● **Exercise requirements**
Each record must be retyped in full. No character may differ.

● **Input for this task**
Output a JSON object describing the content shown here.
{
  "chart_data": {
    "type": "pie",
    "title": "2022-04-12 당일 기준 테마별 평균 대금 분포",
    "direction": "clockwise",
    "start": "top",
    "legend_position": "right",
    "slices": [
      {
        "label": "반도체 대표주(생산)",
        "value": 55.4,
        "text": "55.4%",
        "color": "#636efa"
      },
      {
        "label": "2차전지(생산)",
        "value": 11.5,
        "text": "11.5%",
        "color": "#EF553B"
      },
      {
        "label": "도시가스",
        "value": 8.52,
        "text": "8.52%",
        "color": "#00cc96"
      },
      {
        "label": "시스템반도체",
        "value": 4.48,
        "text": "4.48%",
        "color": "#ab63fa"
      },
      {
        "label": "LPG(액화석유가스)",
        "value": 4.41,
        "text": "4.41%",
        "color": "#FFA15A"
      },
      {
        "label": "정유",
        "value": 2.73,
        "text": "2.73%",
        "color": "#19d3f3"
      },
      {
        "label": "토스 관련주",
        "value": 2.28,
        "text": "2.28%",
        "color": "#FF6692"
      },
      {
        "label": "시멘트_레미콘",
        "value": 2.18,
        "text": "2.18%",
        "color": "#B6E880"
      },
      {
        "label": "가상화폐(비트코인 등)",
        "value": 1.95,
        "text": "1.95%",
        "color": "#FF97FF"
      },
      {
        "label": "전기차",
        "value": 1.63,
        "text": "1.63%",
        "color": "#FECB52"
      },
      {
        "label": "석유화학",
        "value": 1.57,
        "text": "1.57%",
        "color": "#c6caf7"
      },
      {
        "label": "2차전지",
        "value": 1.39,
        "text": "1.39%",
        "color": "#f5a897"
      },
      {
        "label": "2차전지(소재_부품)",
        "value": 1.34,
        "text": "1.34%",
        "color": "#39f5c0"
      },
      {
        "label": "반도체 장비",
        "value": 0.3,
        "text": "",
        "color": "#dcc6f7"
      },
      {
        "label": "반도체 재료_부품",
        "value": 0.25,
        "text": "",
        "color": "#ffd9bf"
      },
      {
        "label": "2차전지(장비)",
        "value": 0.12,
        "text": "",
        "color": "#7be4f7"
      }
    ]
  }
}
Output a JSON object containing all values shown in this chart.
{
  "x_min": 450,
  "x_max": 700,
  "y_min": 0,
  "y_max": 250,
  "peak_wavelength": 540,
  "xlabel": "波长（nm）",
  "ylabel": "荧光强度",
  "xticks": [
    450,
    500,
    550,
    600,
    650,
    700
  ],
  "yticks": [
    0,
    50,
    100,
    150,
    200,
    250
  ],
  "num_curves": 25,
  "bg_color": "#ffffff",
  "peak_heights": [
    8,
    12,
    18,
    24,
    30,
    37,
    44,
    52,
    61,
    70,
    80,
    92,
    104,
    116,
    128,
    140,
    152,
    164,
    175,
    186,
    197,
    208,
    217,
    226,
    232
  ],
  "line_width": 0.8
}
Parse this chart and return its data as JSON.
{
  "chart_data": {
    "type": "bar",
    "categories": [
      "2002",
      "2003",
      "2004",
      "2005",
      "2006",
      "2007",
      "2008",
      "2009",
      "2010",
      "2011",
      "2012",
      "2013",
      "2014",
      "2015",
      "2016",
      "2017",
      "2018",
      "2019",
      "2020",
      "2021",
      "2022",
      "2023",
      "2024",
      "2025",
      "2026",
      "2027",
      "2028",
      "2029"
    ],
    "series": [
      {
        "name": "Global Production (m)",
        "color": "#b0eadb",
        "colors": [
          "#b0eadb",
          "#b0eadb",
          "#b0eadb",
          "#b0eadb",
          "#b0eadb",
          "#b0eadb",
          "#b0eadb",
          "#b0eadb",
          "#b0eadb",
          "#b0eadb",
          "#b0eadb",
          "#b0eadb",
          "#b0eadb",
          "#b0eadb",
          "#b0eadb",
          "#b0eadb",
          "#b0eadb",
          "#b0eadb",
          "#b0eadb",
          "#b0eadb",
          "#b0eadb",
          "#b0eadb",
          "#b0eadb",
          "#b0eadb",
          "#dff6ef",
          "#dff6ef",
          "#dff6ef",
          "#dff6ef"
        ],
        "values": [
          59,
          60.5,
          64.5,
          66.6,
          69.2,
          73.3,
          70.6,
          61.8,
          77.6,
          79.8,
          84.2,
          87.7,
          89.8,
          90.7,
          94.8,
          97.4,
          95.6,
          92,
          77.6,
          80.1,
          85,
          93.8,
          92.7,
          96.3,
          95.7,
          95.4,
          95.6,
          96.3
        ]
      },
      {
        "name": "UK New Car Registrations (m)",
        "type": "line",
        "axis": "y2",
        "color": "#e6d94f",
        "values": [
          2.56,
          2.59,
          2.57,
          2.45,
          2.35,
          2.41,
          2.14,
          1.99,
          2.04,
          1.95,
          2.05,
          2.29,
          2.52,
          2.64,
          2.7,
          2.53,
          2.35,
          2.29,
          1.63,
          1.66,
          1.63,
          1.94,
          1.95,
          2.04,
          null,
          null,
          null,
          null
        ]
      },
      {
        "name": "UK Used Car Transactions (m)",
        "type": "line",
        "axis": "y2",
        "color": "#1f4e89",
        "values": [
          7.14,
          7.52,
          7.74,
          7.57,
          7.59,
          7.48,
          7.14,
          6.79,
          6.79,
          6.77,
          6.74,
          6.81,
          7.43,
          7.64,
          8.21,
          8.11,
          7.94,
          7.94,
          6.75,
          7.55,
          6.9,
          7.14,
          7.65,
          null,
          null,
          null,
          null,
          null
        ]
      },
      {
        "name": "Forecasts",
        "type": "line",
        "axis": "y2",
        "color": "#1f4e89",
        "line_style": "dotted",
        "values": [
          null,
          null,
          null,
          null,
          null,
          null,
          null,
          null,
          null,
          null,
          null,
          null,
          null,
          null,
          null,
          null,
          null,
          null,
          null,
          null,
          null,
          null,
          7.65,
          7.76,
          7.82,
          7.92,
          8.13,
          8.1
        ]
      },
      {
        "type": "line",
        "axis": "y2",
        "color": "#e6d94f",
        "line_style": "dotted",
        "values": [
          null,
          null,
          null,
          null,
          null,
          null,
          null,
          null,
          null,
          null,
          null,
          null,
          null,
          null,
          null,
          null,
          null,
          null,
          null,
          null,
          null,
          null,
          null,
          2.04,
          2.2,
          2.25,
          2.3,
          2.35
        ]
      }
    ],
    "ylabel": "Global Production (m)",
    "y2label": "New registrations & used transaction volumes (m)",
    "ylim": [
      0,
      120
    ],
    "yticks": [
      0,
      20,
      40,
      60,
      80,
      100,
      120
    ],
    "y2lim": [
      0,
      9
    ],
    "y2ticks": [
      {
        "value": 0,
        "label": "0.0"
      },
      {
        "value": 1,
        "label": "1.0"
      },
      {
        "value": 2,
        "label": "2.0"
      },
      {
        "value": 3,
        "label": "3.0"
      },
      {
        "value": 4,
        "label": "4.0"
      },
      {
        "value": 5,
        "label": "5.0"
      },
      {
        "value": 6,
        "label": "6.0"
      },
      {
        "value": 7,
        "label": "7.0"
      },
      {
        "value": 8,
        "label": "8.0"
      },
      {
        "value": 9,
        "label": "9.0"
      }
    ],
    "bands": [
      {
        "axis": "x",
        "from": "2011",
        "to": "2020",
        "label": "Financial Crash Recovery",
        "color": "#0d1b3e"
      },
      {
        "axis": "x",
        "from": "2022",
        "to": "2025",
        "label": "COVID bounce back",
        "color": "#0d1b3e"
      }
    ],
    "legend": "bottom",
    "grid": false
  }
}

● **The answer**
Output a JSON object describing the content shown here.
{
  "chart_data": {
    "type": "pie",
    "title": "2022-04-12 당일 기준 테마별 평균 대금 분포",
    "direction": "clockwise",
    "start": "top",
    "legend_position": "right",
    "slices": [
      {
        "label": "반도체 대표주(생산)",
        "value": 55.4,
        "text": "55.4%",
        "color": "#636efa"
      },
      {
        "label": "2차전지(생산)",
        "value": 11.5,
        "text": "11.5%",
        "color": "#EF553B"
      },
      {
        "label": "도시가스",
        "value": 8.52,
        "text": "8.52%",
        "color": "#00cc96"
      },
      {
        "label": "시스템반도체",
        "value": 4.48,
        "text": "4.48%",
        "color": "#ab63fa"
      },
      {
        "label": "LPG(액화석유가스)",
        "value": 4.41,
        "text": "4.41%",
        "color": "#FFA15A"
      },
      {
        "label": "정유",
        "value": 2.73,
        "text": "2.73%",
        "color": "#19d3f3"
      },
      {
        "label": "토스 관련주",
        "value": 2.28,
        "text": "2.28%",
        "color": "#FF6692"
      },
      {
        "label": "시멘트_레미콘",
        "value": 2.18,
        "text": "2.18%",
        "color": "#B6E880"
      },
      {
        "label": "가상화폐(비트코인 등)",
        "value": 1.95,
        "text": "1.95%",
        "color": "#FF97FF"
      },
      {
        "label": "전기차",
        "value": 1.63,
        "text": "1.63%",
        "color": "#FECB52"
      },
      {
        "label": "석유화학",
        "value": 1.57,
        "text": "1.57%",
        "color": "#c6caf7"
      },
      {
        "label": "2차전지",
        "value": 1.39,
        "text": "1.39%",
        "color": "#f5a897"
      },
      {
        "label": "2차전지(소재_부품)",
        "value": 1.34,
        "text": "1.34%",
        "color": "#39f5c0"
      },
      {
        "label": "반도체 장비",
        "value": 0.3,
        "text": "",
        "color": "#dcc6f7"
      },
      {
        "label": "반도체 재료_부품",
        "value": 0.25,
        "text": "",
        "color": "#ffd9bf"
      },
      {
        "label": "2차전지(장비)",
        "value": 0.12,
        "text": "",
        "color": "#7be4f7"
      }
    ]
  }
}
Output a JSON object containing all values shown in this chart.
{
  "x_min": 450,
  "x_max": 700,
  "y_min": 0,
  "y_max": 250,
  "peak_wavelength": 540,
  "xlabel": "波长（nm）",
  "ylabel": "荧光强度",
  "xticks": [
    450,
    500,
    550,
    600,
    650,
    700
  ],
  "yticks": [
    0,
    50,
    100,
    150,
    200,
    250
  ],
  "num_curves": 25,
  "bg_color": "#ffffff",
  "peak_heights": [
    8,
    12,
    18,
    24,
    30,
    37,
    44,
    52,
    61,
    70,
    80,
    92,
    104,
    116,
    128,
    140,
    152,
    164,
    175,
    186,
    197,
    208,
    217,
    226,
    232
  ],
  "line_width": 0.8
}
Parse this chart and return its data as JSON.
{
  "chart_data": {
    "type": "bar",
    "categories": [
      "2002",
      "2003",
      "2004",
      "2005",
      "2006",
      "2007",
      "2008",
      "2009",
      "2010",
      "2011",
      "2012",
      "2013",
      "2014",
      "2015",
      "2016",
      "2017",
      "2018",
      "2019",
      "2020",
      "2021",
      "2022",
      "2023",
      "2024",
      "2025",
      "2026",
      "2027",
      "2028",
      "2029"
    ],
    "series": [
      {
        "name": "Global Production (m)",
        "color": "#b0eadb",
        "colors": [
          "#b0eadb",
          "#b0eadb",
          "#b0eadb",
          "#b0eadb",
          "#b0eadb",
          "#b0eadb",
          "#b0eadb",
          "#b0eadb",
          "#b0eadb",
          "#b0eadb",
          "#b0eadb",
          "#b0eadb",
          "#b0eadb",
          "#b0eadb",
          "#b0eadb",
          "#b0eadb",
          "#b0eadb",
          "#b0eadb",
          "#b0eadb",
          "#b0eadb",
          "#b0eadb",
          "#b0eadb",
          "#b0eadb",
          "#b0eadb",
          "#dff6ef",
          "#dff6ef",
          "#dff6ef",
          "#dff6ef"
        ],
        "values": [
          59,
          60.5,
          64.5,
          66.6,
          69.2,
          73.3,
          70.6,
          61.8,
          77.6,
          79.8,
          84.2,
          87.7,
          89.8,
          90.7,
          94.8,
          97.4,
          95.6,
          92,
          77.6,
          80.1,
          85,
          93.8,
          92.7,
          96.3,
          95.7,
          95.4,
          95.6,
          96.3
        ]
      },
      {
        "name": "UK New Car Registrations (m)",
        "type": "line",
        "axis": "y2",
        "color": "#e6d94f",
        "values": [
          2.56,
          2.59,
          2.57,
          2.45,
          2.35,
          2.41,
          2.14,
          1.99,
          2.04,
          1.95,
          2.05,
          2.29,
          2.52,
          2.64,
          2.7,
          2.53,
          2.35,
          2.29,
          1.63,
          1.66,
          1.63,
          1.94,
          1.95,
          2.04,
          null,
          null,
          null,
          null
        ]
      },
      {
        "name": "UK Used Car Transactions (m)",
        "type": "line",
        "axis": "y2",
        "color": "#1f4e89",
        "values": [
          7.14,
          7.52,
          7.74,
          7.57,
          7.59,
          7.48,
          7.14,
          6.79,
          6.79,
          6.77,
          6.74,
          6.81,
          7.43,
          7.64,
          8.21,
          8.11,
          7.94,
          7.94,
          6.75,
          7.55,
          6.9,
          7.14,
          7.65,
          null,
          null,
          null,
          null,
          null
        ]
      },
      {
        "name": "Forecasts",
        "type": "line",
        "axis": "y2",
        "color": "#1f4e89",
        "line_style": "dotted",
        "values": [
          null,
          null,
          null,
          null,
          null,
          null,
          null,
          null,
          null,
          null,
          null,
          null,
          null,
          null,
          null,
          null,
          null,
          null,
          null,
          null,
          null,
          null,
          7.65,
          7.76,
          7.82,
          7.92,
          8.13,
          8.1
        ]
      },
      {
        "type": "line",
        "axis": "y2",
        "color": "#e6d94f",
        "line_style": "dotted",
        "values": [
          null,
          null,
          null,
          null,
          null,
          null,
          null,
          null,
          null,
          null,
          null,
          null,
          null,
          null,
          null,
          null,
          null,
          null,
          null,
          null,
          null,
          null,
          null,
          2.04,
          2.2,
          2.25,
          2.3,
          2.35
        ]
      }
    ],
    "ylabel": "Global Production (m)",
    "y2label": "New registrations & used transaction volumes (m)",
    "ylim": [
      0,
      120
    ],
    "yticks": [
      0,
      20,
      40,
      60,
      80,
      100,
      120
    ],
    "y2lim": [
      0,
      9
    ],
    "y2ticks": [
      {
        "value": 0,
        "label": "0.0"
      },
      {
        "value": 1,
        "label": "1.0"
      },
      {
        "value": 2,
        "label": "2.0"
      },
      {
        "value": 3,
        "label": "3.0"
      },
      {
        "value": 4,
        "label": "4.0"
      },
      {
        "value": 5,
        "label": "5.0"
      },
      {
        "value": 6,
        "label": "6.0"
      },
      {
        "value": 7,
        "label": "7.0"
      },
      {
        "value": 8,
        "label": "8.0"
      },
      {
        "value": 9,
        "label": "9.0"
      }
    ],
    "bands": [
      {
        "axis": "x",
        "from": "2011",
        "to": "2020",
        "label": "Financial Crash Recovery",
        "color": "#0d1b3e"
      },
      {
        "axis": "x",
        "from": "2022",
        "to": "2025",
        "label": "COVID bounce back",
        "color": "#0d1b3e"
      }
    ],
    "legend": "bottom",
    "grid": false
  }
}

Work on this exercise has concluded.